Exercise objective: Work through the entries below and report how many lines include "Extract". The number alone is the answer.

A run of records:
----

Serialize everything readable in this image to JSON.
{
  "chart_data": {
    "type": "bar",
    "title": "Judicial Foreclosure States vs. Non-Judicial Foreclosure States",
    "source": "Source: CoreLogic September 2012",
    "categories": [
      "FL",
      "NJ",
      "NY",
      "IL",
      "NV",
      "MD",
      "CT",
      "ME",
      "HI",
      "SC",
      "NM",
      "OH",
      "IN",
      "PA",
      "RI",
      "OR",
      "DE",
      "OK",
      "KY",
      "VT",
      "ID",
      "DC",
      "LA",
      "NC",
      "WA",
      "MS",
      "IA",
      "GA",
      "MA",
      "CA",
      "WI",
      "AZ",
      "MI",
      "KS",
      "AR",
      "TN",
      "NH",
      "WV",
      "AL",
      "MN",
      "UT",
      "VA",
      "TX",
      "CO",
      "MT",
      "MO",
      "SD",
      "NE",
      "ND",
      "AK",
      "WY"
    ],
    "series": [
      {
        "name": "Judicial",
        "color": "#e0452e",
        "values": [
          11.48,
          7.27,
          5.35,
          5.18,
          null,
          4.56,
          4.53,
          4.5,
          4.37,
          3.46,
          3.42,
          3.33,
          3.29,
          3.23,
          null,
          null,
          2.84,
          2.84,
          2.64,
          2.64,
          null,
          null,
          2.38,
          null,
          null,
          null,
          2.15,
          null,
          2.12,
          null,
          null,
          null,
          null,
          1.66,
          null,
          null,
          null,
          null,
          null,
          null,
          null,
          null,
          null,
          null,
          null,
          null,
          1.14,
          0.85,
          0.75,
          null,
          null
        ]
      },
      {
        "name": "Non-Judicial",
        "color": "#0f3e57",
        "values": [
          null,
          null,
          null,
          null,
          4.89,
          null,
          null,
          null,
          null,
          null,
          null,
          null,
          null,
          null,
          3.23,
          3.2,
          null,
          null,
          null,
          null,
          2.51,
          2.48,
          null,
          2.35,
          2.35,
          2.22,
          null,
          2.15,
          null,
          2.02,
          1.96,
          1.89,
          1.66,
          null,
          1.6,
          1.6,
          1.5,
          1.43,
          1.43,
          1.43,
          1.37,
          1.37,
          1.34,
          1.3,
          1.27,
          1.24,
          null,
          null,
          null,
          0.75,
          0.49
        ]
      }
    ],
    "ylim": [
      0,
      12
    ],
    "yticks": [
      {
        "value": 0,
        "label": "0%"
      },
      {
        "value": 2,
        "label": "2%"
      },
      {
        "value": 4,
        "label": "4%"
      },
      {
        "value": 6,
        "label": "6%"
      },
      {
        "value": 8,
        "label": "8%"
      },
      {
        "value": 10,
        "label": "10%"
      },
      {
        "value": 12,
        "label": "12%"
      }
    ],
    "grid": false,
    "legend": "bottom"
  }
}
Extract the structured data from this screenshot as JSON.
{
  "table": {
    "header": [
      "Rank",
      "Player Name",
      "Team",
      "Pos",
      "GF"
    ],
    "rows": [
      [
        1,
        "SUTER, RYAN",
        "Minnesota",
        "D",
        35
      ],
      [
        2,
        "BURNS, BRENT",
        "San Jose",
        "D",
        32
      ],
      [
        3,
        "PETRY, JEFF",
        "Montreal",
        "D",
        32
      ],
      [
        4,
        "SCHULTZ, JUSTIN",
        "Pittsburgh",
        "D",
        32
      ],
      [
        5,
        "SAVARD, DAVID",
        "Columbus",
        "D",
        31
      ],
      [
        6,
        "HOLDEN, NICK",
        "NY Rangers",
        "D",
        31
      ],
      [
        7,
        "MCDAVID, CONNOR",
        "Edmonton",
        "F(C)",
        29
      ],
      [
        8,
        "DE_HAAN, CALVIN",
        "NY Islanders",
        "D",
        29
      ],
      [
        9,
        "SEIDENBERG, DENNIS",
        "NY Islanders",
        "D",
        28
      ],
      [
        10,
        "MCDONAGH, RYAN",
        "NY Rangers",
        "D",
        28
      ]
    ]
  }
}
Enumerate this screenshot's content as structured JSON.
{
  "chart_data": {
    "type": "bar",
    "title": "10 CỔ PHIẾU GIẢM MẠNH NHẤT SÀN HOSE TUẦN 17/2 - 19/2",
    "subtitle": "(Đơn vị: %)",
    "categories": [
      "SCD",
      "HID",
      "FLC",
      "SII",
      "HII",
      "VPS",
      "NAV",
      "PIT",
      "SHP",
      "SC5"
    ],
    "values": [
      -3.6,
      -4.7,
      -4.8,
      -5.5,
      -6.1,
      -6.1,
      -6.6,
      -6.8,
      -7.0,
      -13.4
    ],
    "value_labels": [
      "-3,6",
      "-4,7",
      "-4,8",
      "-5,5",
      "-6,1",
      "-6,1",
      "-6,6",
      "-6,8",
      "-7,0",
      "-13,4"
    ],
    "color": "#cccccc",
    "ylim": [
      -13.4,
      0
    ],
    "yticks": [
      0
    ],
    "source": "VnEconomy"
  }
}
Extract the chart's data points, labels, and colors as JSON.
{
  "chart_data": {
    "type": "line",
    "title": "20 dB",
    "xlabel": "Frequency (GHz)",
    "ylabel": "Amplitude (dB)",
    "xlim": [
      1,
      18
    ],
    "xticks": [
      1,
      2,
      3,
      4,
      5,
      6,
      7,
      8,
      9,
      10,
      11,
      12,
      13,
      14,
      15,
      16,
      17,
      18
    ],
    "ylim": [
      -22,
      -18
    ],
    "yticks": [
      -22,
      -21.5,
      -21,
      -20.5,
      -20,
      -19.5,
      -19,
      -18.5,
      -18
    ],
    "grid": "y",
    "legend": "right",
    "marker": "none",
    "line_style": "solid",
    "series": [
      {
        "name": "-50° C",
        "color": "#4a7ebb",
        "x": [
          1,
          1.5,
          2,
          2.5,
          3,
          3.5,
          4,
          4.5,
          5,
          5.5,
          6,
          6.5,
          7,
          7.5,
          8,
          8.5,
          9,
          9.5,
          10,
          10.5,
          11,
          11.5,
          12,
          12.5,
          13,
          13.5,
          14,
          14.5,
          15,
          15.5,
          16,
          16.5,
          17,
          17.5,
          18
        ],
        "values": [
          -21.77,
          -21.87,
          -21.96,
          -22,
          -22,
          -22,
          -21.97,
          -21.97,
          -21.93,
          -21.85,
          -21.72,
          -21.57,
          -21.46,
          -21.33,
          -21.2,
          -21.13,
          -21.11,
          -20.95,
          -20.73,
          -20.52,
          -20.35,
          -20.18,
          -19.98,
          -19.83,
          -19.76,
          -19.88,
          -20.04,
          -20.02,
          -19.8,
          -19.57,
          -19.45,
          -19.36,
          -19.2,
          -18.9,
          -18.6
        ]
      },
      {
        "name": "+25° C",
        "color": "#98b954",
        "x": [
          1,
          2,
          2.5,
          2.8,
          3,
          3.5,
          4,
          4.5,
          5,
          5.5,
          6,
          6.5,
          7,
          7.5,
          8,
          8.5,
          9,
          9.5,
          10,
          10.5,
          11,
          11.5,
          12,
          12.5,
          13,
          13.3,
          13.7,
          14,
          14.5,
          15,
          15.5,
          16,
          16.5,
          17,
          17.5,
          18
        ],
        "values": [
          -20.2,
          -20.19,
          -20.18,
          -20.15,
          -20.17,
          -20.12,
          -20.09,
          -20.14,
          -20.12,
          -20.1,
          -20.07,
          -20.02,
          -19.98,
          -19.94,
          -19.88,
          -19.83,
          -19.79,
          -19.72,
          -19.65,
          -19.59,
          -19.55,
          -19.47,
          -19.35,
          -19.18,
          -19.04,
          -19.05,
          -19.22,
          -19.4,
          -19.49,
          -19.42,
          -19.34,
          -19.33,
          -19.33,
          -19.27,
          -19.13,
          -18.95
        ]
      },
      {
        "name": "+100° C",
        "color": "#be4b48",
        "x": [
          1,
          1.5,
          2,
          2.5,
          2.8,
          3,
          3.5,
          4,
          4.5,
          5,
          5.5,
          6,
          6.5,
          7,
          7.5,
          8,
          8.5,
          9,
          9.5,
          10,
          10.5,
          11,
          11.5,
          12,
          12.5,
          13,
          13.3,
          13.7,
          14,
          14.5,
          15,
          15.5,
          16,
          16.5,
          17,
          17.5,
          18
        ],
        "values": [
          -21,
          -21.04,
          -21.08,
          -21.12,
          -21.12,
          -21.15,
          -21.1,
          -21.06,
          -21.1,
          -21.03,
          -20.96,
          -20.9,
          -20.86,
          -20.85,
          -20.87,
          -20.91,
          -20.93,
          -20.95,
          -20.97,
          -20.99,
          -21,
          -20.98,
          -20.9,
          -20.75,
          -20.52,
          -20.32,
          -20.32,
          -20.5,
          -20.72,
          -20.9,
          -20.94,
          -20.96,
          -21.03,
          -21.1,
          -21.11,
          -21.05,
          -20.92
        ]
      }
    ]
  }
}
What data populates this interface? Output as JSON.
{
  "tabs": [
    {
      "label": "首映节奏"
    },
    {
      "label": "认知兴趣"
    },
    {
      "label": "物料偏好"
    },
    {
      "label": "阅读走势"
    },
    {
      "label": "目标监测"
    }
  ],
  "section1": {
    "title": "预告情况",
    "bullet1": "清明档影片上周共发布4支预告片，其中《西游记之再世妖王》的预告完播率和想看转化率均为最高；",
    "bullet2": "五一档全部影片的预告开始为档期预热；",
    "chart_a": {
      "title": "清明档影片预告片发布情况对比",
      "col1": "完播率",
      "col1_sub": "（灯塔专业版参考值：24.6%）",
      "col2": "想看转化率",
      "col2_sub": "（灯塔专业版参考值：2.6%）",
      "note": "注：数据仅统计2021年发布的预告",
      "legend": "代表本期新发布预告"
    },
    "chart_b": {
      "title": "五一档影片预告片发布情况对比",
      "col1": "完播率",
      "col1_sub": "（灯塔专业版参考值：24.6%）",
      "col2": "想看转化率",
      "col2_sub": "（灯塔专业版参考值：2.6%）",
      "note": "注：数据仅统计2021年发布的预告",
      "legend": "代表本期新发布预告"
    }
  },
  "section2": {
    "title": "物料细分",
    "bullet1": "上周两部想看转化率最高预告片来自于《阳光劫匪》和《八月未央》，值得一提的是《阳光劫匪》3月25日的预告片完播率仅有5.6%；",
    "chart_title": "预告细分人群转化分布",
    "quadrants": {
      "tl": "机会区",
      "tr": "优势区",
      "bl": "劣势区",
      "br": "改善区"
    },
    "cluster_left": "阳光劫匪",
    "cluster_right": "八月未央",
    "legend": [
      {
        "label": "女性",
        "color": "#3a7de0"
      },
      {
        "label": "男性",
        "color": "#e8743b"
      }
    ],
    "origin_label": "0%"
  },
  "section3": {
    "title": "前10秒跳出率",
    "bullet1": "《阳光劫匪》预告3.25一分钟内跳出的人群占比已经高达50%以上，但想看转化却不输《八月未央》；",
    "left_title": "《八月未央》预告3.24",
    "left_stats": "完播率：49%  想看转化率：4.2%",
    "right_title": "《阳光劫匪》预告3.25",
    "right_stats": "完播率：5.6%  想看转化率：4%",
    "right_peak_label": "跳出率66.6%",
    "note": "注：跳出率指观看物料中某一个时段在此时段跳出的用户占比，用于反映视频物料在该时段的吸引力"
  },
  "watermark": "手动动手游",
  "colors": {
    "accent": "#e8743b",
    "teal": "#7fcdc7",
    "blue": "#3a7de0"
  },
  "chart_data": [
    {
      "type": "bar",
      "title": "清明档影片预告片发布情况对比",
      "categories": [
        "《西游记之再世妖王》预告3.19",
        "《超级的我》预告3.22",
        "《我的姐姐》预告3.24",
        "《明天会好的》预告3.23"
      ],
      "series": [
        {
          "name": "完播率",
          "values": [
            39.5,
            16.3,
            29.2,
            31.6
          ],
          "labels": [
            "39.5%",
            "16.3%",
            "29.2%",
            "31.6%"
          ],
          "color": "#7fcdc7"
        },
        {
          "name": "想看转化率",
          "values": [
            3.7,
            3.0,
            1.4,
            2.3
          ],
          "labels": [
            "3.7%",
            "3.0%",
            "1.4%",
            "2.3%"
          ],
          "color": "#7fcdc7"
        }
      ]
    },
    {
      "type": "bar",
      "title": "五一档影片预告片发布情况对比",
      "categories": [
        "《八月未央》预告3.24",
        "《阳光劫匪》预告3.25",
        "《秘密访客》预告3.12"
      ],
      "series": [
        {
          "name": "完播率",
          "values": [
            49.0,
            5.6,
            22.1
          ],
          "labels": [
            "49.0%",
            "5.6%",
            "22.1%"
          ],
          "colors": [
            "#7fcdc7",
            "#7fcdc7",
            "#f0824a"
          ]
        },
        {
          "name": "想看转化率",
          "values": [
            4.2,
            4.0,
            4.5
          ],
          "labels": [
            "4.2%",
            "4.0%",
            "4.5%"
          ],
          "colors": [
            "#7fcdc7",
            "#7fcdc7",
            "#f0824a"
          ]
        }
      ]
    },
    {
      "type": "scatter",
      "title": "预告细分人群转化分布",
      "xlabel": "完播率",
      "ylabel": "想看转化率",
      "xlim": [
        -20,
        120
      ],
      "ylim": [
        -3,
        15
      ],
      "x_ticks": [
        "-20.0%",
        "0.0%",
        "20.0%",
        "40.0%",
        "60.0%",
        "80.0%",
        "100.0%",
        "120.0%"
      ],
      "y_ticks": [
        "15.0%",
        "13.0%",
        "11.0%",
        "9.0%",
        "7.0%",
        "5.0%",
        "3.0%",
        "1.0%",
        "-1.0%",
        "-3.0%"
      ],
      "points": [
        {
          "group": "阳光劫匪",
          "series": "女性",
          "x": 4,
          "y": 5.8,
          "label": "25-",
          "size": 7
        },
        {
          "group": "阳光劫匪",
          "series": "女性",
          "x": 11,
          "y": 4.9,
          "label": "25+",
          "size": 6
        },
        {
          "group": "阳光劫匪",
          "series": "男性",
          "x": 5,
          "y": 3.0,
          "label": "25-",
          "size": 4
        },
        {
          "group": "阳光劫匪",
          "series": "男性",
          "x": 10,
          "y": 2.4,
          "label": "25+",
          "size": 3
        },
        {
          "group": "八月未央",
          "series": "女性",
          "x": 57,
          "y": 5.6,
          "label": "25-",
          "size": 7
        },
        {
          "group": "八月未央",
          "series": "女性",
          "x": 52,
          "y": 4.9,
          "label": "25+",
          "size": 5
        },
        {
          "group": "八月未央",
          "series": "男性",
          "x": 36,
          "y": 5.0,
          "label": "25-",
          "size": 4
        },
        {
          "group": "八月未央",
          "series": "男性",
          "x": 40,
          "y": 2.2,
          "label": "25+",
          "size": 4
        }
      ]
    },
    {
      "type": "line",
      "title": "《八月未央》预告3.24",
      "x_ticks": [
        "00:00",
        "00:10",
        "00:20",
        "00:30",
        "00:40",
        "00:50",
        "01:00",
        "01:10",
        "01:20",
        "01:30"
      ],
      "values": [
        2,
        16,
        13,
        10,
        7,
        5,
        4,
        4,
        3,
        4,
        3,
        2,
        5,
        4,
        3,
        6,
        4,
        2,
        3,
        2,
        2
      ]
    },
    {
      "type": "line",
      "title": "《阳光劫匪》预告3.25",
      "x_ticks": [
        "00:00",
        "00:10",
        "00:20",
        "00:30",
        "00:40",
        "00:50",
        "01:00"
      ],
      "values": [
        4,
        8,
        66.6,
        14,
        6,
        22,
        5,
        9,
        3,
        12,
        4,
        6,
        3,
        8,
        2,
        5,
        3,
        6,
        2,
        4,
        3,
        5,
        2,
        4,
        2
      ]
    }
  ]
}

----

Final result: 2